TASK TO CARRY OUT. Across the entries below, how many lines contain the word "РОВАННЫЙ"? Give the number alone.

EXERCISE DATA.
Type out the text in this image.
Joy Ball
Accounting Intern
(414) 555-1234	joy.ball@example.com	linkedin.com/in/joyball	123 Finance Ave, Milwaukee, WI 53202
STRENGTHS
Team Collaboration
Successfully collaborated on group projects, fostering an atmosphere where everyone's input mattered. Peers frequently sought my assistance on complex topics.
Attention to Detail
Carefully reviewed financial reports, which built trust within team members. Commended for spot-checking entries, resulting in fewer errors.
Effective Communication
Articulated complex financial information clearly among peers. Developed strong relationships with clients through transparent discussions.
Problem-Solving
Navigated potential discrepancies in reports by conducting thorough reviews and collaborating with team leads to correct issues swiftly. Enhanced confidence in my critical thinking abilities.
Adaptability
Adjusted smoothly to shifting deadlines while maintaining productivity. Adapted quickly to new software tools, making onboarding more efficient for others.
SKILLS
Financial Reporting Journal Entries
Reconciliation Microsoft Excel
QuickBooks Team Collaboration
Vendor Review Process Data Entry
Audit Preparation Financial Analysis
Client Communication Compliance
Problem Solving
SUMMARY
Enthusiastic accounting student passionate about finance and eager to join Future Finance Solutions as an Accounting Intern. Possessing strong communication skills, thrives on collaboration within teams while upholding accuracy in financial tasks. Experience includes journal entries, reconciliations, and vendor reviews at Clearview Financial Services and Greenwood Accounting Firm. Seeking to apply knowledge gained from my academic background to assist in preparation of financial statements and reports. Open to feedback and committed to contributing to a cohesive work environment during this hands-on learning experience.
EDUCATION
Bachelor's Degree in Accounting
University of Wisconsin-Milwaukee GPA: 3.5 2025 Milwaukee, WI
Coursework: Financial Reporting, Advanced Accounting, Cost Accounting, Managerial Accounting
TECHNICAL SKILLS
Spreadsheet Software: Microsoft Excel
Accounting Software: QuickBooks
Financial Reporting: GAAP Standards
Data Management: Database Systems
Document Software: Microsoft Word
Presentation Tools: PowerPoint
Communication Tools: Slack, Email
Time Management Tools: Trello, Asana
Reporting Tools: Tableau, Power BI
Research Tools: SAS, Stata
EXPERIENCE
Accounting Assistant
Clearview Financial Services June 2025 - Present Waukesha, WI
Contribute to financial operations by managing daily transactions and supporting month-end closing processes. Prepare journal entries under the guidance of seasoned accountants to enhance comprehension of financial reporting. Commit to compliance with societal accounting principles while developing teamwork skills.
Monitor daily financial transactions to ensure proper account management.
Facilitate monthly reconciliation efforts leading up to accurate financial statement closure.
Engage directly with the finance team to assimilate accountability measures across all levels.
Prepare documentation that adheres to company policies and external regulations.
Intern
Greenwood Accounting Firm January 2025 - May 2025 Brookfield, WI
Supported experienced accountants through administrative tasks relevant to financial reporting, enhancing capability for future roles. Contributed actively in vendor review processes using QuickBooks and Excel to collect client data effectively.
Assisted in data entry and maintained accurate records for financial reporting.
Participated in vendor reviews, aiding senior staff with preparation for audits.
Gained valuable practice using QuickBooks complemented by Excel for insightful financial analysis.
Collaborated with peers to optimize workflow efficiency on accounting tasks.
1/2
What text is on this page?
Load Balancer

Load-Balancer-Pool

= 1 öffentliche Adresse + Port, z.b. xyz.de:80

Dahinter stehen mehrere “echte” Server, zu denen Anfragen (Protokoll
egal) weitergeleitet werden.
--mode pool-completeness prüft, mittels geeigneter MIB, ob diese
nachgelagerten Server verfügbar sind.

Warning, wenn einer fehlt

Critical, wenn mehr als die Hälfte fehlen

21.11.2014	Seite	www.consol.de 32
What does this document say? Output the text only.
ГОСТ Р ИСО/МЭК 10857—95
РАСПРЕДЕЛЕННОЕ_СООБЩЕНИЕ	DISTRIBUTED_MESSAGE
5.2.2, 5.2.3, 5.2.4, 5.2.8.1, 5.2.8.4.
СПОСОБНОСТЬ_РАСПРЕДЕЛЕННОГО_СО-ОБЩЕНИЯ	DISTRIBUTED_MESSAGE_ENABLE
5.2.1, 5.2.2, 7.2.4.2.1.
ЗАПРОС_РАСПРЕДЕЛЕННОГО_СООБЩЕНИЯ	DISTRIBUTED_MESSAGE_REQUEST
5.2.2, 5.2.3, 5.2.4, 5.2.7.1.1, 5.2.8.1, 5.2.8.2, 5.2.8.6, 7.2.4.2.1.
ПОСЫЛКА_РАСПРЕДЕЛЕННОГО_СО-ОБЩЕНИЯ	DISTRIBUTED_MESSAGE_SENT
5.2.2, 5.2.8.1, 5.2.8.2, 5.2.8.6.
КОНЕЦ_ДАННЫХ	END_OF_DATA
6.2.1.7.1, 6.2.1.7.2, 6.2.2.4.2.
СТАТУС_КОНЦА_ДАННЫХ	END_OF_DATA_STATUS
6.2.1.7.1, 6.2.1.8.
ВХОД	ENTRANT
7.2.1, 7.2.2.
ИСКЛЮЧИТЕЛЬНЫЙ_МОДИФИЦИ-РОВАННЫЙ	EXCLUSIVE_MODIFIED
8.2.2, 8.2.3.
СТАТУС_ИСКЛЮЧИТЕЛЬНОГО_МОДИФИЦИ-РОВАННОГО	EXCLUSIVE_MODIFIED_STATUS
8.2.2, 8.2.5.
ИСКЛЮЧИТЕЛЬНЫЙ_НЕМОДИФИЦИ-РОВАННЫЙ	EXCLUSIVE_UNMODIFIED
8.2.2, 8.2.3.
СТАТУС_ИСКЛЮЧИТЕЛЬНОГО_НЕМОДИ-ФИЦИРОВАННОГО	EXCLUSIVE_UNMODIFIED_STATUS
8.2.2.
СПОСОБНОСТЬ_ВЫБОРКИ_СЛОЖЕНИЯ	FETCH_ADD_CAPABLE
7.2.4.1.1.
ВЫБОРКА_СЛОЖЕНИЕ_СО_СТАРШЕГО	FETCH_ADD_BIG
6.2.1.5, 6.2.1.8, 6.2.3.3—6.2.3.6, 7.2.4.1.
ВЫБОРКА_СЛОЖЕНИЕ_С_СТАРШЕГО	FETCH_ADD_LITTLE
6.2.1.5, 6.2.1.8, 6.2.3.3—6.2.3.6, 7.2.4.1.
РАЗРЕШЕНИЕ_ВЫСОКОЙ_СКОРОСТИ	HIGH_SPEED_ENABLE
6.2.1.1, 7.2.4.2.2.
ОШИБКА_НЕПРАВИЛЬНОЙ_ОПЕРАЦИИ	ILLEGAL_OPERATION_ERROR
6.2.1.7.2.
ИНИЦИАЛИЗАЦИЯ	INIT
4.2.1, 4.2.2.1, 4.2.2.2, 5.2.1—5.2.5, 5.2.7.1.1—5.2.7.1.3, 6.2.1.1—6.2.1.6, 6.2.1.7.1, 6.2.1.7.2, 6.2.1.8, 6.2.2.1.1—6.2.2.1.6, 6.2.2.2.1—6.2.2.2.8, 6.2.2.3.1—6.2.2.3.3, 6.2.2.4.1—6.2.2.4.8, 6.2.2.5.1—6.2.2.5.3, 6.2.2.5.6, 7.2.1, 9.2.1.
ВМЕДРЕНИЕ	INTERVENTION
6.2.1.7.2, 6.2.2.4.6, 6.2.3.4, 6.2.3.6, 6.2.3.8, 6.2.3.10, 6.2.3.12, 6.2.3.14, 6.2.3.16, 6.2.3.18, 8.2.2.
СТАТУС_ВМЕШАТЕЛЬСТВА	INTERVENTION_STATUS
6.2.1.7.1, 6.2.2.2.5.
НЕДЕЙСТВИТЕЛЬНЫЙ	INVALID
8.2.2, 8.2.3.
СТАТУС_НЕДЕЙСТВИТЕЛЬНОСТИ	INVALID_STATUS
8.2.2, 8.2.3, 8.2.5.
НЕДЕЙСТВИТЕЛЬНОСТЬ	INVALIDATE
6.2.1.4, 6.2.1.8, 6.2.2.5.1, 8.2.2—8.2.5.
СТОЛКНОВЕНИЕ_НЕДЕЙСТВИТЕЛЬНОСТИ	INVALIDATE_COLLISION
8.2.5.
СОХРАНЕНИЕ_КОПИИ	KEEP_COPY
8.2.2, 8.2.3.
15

FINAL RESULT. 2